**Stated exercise**
Every line of the material is to be quoted verbatim, minus the pictures.

start Data shown

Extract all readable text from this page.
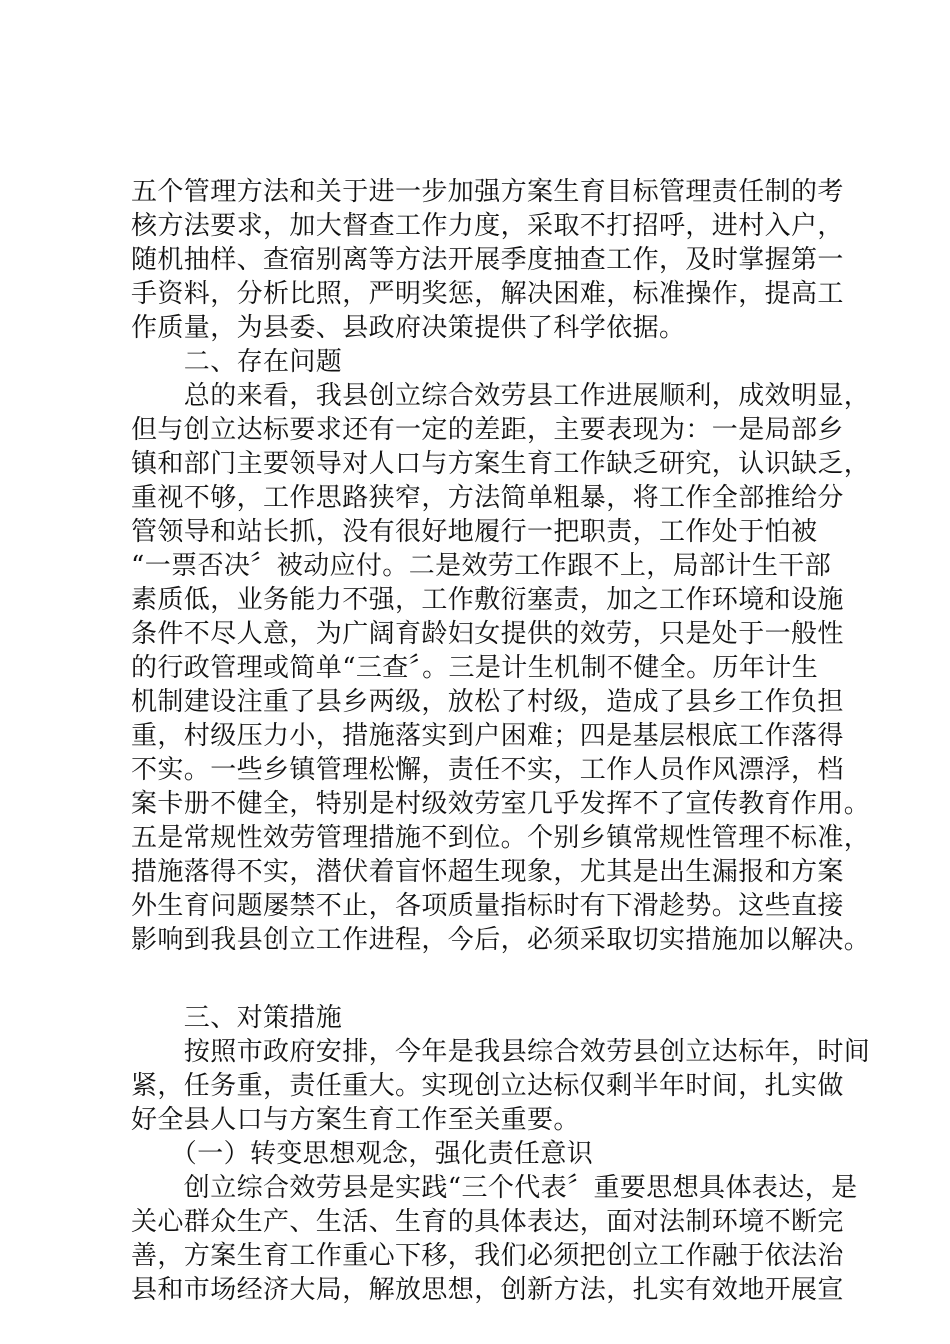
五个管理方法和关于进一步加强方案生育目标管理责任制的考
核方法要求，加大督查工作力度，采取不打招呼，进村入户，
随机抽样、查宿别离等方法开展季度抽查工作，及时掌握第一
手资料，分析比照，严明奖惩，解决困难，标准操作，提高工
作质量，为县委、县政府决策提供了科学依据。
　　二、存在问题
　　总的来看，我县创立综合效劳县工作进展顺利，成效明显，
但与创立达标要求还有一定的差距，主要表现为：一是局部乡
镇和部门主要领导对人口与方案生育工作缺乏研究，认识缺乏，
重视不够，工作思路狭窄，方法简单粗暴，将工作全部推给分
管领导和站长抓，没有很好地履行一把职责，工作处于怕被
“一票否决〞被动应付。二是效劳工作跟不上，局部计生干部
素质低，业务能力不强，工作敷衍塞责，加之工作环境和设施
条件不尽人意，为广阔育龄妇女提供的效劳，只是处于一般性
的行政管理或简单“三查〞。三是计生机制不健全。历年计生
机制建设注重了县乡两级，放松了村级，造成了县乡工作负担
重，村级压力小，措施落实到户困难；四是基层根底工作落得
不实。一些乡镇管理松懈，责任不实，工作人员作风漂浮，档
案卡册不健全，特别是村级效劳室几乎发挥不了宣传教育作用。
五是常规性效劳管理措施不到位。个别乡镇常规性管理不标准，
措施落得不实，潜伏着盲怀超生现象，尤其是出生漏报和方案
外生育问题屡禁不止，各项质量指标时有下滑趁势。这些直接
影响到我县创立工作进程，今后，必须采取切实措施加以解决。
　　三、对策措施
　　按照市政府安排，今年是我县综合效劳县创立达标年，时间
紧，任务重，责任重大。实现创立达标仅剩半年时间，扎实做
好全县人口与方案生育工作至关重要。
　　（一）转变思想观念，强化责任意识
　　创立综合效劳县是实践“三个代表〞重要思想具体表达，是
关心群众生产、生活、生育的具体表达，面对法制环境不断完
善，方案生育工作重心下移，我们必须把创立工作融于依法治
县和市场经济大局，解放思想，创新方法，扎实有效地开展宣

end Data shown

**Result of this exercise**
Extract all readable text from this page.
五个管理方法和关于进一步加强方案生育目标管理责任制的考
核方法要求，加大督查工作力度，采取不打招呼，进村入户，
随机抽样、查宿别离等方法开展季度抽查工作，及时掌握第一
手资料，分析比照，严明奖惩，解决困难，标准操作，提高工
作质量，为县委、县政府决策提供了科学依据。
　　二、存在问题
　　总的来看，我县创立综合效劳县工作进展顺利，成效明显，
但与创立达标要求还有一定的差距，主要表现为：一是局部乡
镇和部门主要领导对人口与方案生育工作缺乏研究，认识缺乏，
重视不够，工作思路狭窄，方法简单粗暴，将工作全部推给分
管领导和站长抓，没有很好地履行一把职责，工作处于怕被
“一票否决〞被动应付。二是效劳工作跟不上，局部计生干部
素质低，业务能力不强，工作敷衍塞责，加之工作环境和设施
条件不尽人意，为广阔育龄妇女提供的效劳，只是处于一般性
的行政管理或简单“三查〞。三是计生机制不健全。历年计生
机制建设注重了县乡两级，放松了村级，造成了县乡工作负担
重，村级压力小，措施落实到户困难；四是基层根底工作落得
不实。一些乡镇管理松懈，责任不实，工作人员作风漂浮，档
案卡册不健全，特别是村级效劳室几乎发挥不了宣传教育作用。
五是常规性效劳管理措施不到位。个别乡镇常规性管理不标准，
措施落得不实，潜伏着盲怀超生现象，尤其是出生漏报和方案
外生育问题屡禁不止，各项质量指标时有下滑趁势。这些直接
影响到我县创立工作进程，今后，必须采取切实措施加以解决。
　　三、对策措施
　　按照市政府安排，今年是我县综合效劳县创立达标年，时间
紧，任务重，责任重大。实现创立达标仅剩半年时间，扎实做
好全县人口与方案生育工作至关重要。
　　（一）转变思想观念，强化责任意识
　　创立综合效劳县是实践“三个代表〞重要思想具体表达，是
关心群众生产、生活、生育的具体表达，面对法制环境不断完
善，方案生育工作重心下移，我们必须把创立工作融于依法治
县和市场经济大局，解放思想，创新方法，扎实有效地开展宣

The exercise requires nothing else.